** Start Data to use **
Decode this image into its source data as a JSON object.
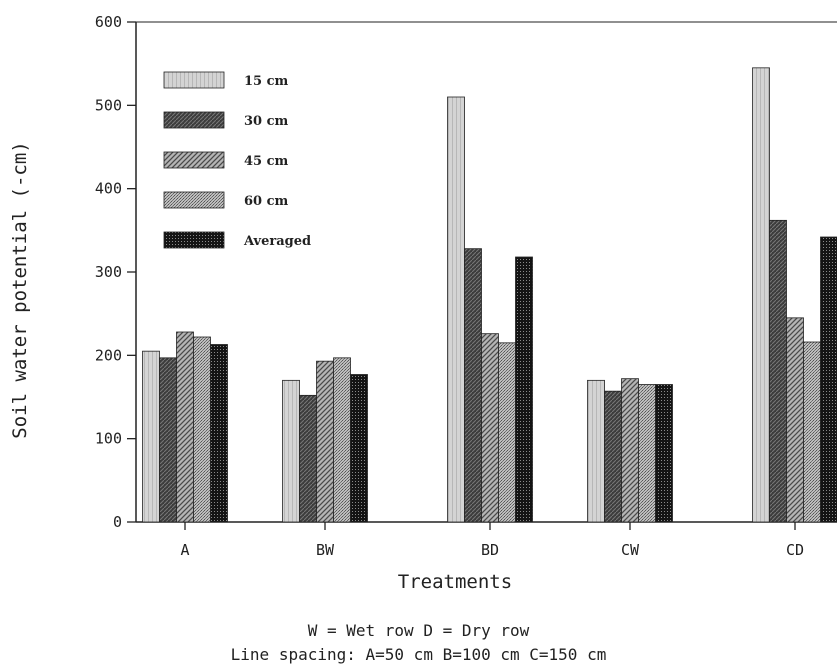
{
  "chart_data": {
    "type": "bar",
    "categories": [
      "A",
      "BW",
      "BD",
      "CW",
      "CD"
    ],
    "series": [
      {
        "name": "15 cm",
        "values": [
          205,
          170,
          510,
          170,
          545
        ]
      },
      {
        "name": "30 cm",
        "values": [
          197,
          152,
          328,
          157,
          362
        ]
      },
      {
        "name": "45 cm",
        "values": [
          228,
          193,
          226,
          172,
          245
        ]
      },
      {
        "name": "60 cm",
        "values": [
          222,
          197,
          215,
          165,
          216
        ]
      },
      {
        "name": "Averaged",
        "values": [
          213,
          177,
          318,
          165,
          342
        ]
      }
    ],
    "title": "",
    "xlabel": "Treatments",
    "ylabel": "Soil water potential (-cm)",
    "ylim": [
      0,
      600
    ],
    "yticks": [
      0,
      100,
      200,
      300,
      400,
      500,
      600
    ],
    "legend": "top-left",
    "grid": false,
    "series_colors": [
      "#c9c9c9",
      "#3a3a3a",
      "#8a8a8a",
      "#a8a8a8",
      "#1a1a1a"
    ],
    "notes": [
      "W = Wet row  D = Dry row",
      "Line spacing: A=50 cm B=100 cm C=150 cm"
    ]
  }
}
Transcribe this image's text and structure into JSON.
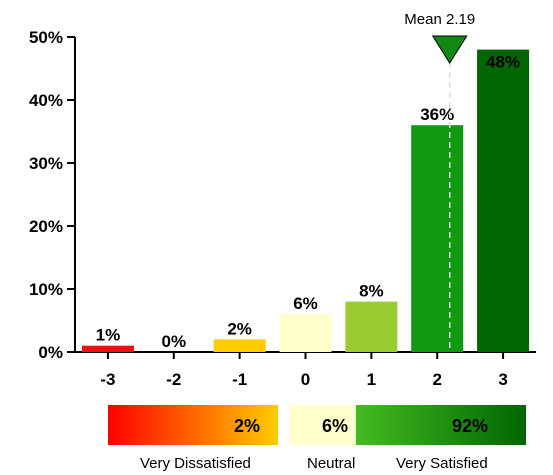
{
  "chart_data": {
    "type": "bar",
    "categories": [
      "-3",
      "-2",
      "-1",
      "0",
      "1",
      "2",
      "3"
    ],
    "values": [
      1,
      0,
      2,
      6,
      8,
      36,
      48
    ],
    "value_labels": [
      "1%",
      "0%",
      "2%",
      "6%",
      "8%",
      "36%",
      "48%"
    ],
    "bar_colors": [
      "#ee1111",
      "#ff8c00",
      "#ffcc00",
      "#ffffcc",
      "#99cc33",
      "#119911",
      "#006600"
    ],
    "ylim": [
      0,
      50
    ],
    "yticks": [
      0,
      10,
      20,
      30,
      40,
      50
    ],
    "ytick_labels": [
      "0%",
      "10%",
      "20%",
      "30%",
      "40%",
      "50%"
    ],
    "mean": {
      "value": 2.19,
      "label": "Mean 2.19",
      "marker_color": "#118811"
    },
    "summary": [
      {
        "label": "2%",
        "category": "Very Dissatisfied",
        "gradient": [
          "#ff0000",
          "#ffcc00"
        ]
      },
      {
        "label": "6%",
        "category": "Neutral",
        "gradient": [
          "#ffffcc",
          "#ffffcc"
        ]
      },
      {
        "label": "92%",
        "category": "Very Satisfied",
        "gradient": [
          "#44bb22",
          "#006600"
        ]
      }
    ]
  }
}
** End Data to use **
Leave the images out and output the remaining material exactly as it stands.

Decode this image into its source data as a JSON object.
{
  "chart_data": {
    "type": "bar",
    "categories": [
      "A",
      "BW",
      "BD",
      "CW",
      "CD"
    ],
    "series": [
      {
        "name": "15 cm",
        "values": [
          205,
          170,
          510,
          170,
          545
        ]
      },
      {
        "name": "30 cm",
        "values": [
          197,
          152,
          328,
          157,
          362
        ]
      },
      {
        "name": "45 cm",
        "values": [
          228,
          193,
          226,
          172,
          245
        ]
      },
      {
        "name": "60 cm",
        "values": [
          222,
          197,
          215,
          165,
          216
        ]
      },
      {
        "name": "Averaged",
        "values": [
          213,
          177,
          318,
          165,
          342
        ]
      }
    ],
    "title": "",
    "xlabel": "Treatments",
    "ylabel": "Soil water potential (-cm)",
    "ylim": [
      0,
      600
    ],
    "yticks": [
      0,
      100,
      200,
      300,
      400,
      500,
      600
    ],
    "legend": "top-left",
    "grid": false,
    "series_colors": [
      "#c9c9c9",
      "#3a3a3a",
      "#8a8a8a",
      "#a8a8a8",
      "#1a1a1a"
    ],
    "notes": [
      "W = Wet row  D = Dry row",
      "Line spacing: A=50 cm B=100 cm C=150 cm"
    ]
  }
}
Transcribe this image's text and structure into JSON.
{
  "chart_data": {
    "type": "bar",
    "categories": [
      "-3",
      "-2",
      "-1",
      "0",
      "1",
      "2",
      "3"
    ],
    "values": [
      1,
      0,
      2,
      6,
      8,
      36,
      48
    ],
    "value_labels": [
      "1%",
      "0%",
      "2%",
      "6%",
      "8%",
      "36%",
      "48%"
    ],
    "bar_colors": [
      "#ee1111",
      "#ff8c00",
      "#ffcc00",
      "#ffffcc",
      "#99cc33",
      "#119911",
      "#006600"
    ],
    "ylim": [
      0,
      50
    ],
    "yticks": [
      0,
      10,
      20,
      30,
      40,
      50
    ],
    "ytick_labels": [
      "0%",
      "10%",
      "20%",
      "30%",
      "40%",
      "50%"
    ],
    "mean": {
      "value": 2.19,
      "label": "Mean 2.19",
      "marker_color": "#118811"
    },
    "summary": [
      {
        "label": "2%",
        "category": "Very Dissatisfied",
        "gradient": [
          "#ff0000",
          "#ffcc00"
        ]
      },
      {
        "label": "6%",
        "category": "Neutral",
        "gradient": [
          "#ffffcc",
          "#ffffcc"
        ]
      },
      {
        "label": "92%",
        "category": "Very Satisfied",
        "gradient": [
          "#44bb22",
          "#006600"
        ]
      }
    ]
  }
}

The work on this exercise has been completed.